What you should do — Each line of the data that includes the string "females" is to be copied out.

-- BEGIN Data supplied --

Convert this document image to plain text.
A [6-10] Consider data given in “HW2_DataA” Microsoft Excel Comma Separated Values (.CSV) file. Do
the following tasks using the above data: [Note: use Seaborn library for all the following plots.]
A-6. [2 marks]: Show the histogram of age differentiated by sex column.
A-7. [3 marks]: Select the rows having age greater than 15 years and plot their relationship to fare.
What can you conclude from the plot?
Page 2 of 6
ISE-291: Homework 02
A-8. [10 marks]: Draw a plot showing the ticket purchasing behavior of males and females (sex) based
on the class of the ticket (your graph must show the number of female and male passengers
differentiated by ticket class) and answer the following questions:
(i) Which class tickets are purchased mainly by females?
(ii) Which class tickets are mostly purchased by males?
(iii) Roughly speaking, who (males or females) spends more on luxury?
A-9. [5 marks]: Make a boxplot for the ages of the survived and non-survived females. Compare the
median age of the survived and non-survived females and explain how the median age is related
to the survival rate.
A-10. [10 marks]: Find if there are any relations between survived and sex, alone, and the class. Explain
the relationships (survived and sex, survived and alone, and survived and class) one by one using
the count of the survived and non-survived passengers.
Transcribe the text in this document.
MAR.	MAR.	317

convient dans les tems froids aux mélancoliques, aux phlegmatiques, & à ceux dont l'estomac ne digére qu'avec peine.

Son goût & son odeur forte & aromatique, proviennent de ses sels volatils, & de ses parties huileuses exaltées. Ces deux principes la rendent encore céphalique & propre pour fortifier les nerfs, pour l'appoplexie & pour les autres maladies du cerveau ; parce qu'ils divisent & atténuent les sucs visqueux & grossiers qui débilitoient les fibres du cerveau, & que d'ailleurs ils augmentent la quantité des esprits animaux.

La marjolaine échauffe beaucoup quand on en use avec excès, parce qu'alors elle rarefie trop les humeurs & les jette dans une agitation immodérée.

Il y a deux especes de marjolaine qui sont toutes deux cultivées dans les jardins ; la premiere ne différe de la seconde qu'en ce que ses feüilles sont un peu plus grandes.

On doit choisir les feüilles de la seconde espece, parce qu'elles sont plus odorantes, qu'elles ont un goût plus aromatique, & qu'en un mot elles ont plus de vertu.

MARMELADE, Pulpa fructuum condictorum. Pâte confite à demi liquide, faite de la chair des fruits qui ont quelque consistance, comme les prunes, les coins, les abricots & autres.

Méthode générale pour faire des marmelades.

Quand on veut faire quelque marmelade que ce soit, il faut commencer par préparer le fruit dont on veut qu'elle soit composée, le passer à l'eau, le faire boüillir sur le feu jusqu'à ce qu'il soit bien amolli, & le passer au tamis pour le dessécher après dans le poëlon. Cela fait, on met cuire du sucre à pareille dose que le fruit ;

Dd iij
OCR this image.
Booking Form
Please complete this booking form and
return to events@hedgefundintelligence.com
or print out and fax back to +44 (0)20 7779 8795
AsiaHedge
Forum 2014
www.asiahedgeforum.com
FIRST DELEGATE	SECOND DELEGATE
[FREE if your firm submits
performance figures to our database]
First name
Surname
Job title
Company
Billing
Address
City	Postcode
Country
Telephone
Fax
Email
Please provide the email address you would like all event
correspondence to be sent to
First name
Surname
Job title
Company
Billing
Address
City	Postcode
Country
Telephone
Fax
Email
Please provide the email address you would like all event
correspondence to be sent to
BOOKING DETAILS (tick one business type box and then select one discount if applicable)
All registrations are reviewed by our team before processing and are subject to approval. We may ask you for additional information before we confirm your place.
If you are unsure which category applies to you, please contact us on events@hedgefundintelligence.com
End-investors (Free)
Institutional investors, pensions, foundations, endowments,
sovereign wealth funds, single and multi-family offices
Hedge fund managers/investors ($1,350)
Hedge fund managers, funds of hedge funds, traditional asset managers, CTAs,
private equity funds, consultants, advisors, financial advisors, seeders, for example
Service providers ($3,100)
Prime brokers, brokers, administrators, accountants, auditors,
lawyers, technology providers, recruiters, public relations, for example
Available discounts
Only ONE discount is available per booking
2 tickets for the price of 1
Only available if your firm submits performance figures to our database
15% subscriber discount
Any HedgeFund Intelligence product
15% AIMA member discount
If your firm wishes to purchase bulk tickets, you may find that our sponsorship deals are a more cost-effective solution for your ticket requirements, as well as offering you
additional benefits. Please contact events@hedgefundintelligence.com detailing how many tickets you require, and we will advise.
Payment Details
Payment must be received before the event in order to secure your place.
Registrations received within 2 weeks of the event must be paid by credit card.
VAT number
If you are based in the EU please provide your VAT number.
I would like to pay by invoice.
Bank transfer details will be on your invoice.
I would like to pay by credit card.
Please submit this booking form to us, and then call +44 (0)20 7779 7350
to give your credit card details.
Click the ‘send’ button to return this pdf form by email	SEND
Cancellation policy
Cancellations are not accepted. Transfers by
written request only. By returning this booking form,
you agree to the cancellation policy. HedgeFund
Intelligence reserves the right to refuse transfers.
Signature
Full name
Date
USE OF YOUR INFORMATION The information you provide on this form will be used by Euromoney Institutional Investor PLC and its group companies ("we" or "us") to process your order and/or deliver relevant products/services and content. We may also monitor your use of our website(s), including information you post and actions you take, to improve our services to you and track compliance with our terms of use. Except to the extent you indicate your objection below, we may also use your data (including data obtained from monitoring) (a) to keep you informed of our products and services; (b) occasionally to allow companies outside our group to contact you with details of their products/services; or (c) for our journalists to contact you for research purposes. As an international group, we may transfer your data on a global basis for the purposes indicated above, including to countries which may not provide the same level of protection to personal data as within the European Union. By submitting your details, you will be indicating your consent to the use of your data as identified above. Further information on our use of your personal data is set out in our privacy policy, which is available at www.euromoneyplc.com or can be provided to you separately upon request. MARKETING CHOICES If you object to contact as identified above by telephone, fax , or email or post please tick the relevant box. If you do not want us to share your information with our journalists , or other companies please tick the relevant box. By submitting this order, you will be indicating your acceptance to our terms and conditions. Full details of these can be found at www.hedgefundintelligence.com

-- END Data supplied --

Answer below —
A-8. [10 marks]: Draw a plot showing the ticket purchasing behavior of males and females (sex) based
(i) Which class tickets are purchased mainly by females?
(iii) Roughly speaking, who (males or females) spends more on luxury?
A-9. [5 marks]: Make a boxplot for the ages of the survived and non-survived females. Compare the
median age of the survived and non-survived females and explain how the median age is related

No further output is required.